## What is required
Take the line that contains "What's the underlying" and each line after it in the material below, and transcribe them exactly, stopping at the end.

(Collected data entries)
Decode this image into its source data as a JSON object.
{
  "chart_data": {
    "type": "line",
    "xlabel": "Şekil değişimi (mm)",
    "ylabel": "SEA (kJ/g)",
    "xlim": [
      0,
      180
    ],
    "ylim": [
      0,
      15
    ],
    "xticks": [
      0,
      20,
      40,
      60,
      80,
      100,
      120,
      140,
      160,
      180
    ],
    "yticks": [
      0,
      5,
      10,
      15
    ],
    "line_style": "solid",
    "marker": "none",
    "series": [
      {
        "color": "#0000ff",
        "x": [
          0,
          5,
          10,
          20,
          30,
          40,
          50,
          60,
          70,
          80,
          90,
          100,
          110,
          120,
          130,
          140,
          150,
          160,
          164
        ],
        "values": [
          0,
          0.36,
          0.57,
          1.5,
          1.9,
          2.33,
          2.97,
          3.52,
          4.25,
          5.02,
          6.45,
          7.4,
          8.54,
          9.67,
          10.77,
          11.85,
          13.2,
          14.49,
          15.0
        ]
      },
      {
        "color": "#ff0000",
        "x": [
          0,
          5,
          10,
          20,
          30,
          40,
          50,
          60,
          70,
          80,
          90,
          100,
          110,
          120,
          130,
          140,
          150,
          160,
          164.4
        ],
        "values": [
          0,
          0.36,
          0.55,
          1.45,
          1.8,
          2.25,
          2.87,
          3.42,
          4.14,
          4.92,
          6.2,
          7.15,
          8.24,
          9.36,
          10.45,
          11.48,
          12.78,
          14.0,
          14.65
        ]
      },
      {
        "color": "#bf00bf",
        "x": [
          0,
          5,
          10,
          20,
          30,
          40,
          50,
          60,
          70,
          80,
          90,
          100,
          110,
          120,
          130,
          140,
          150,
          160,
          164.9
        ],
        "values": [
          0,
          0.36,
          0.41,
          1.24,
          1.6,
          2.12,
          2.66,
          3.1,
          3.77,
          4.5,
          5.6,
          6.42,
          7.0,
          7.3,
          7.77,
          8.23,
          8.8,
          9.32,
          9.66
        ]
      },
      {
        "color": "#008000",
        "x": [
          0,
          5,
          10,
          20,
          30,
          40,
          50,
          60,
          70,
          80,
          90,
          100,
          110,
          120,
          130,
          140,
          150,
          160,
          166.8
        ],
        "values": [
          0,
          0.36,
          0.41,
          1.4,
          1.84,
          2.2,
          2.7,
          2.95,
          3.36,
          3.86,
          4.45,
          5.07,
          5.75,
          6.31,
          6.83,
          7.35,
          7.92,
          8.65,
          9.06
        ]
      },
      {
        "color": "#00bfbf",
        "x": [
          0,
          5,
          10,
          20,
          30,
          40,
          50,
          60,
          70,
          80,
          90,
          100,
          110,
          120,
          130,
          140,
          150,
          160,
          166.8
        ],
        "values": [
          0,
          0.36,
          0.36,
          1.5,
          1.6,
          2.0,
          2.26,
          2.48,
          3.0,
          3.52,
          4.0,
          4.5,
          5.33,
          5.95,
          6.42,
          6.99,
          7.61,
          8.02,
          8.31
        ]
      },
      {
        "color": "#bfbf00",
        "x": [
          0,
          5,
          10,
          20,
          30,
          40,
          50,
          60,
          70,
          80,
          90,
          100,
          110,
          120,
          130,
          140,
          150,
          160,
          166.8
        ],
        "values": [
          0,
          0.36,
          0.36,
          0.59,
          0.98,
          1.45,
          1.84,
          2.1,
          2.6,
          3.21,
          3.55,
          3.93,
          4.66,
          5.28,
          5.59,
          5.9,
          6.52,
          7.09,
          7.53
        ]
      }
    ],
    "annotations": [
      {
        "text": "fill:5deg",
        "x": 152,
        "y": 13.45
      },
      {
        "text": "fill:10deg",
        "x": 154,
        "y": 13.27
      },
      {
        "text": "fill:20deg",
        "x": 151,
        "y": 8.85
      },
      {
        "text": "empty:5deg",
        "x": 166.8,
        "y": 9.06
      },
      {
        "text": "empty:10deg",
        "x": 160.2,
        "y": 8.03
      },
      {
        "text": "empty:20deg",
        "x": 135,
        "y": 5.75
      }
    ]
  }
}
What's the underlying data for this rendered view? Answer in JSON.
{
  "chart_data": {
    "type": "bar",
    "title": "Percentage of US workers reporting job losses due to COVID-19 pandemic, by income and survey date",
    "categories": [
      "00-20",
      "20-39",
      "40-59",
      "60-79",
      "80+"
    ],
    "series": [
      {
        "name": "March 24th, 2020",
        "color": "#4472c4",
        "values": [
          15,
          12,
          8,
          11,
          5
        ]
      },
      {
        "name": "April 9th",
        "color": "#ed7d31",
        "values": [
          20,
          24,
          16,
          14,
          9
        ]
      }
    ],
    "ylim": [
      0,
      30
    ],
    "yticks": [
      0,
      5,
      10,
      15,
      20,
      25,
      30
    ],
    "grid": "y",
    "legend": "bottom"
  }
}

## Task answer
What's the underlying data for this rendered view? Answer in JSON.
{
  "chart_data": {
    "type": "bar",
    "title": "Percentage of US workers reporting job losses due to COVID-19 pandemic, by income and survey date",
    "categories": [
      "00-20",
      "20-39",
      "40-59",
      "60-79",
      "80+"
    ],
    "series": [
      {
        "name": "March 24th, 2020",
        "color": "#4472c4",
        "values": [
          15,
          12,
          8,
          11,
          5
        ]
      },
      {
        "name": "April 9th",
        "color": "#ed7d31",
        "values": [
          20,
          24,
          16,
          14,
          9
        ]
      }
    ],
    "ylim": [
      0,
      30
    ],
    "yticks": [
      0,
      5,
      10,
      15,
      20,
      25,
      30
    ],
    "grid": "y",
    "legend": "bottom"
  }
}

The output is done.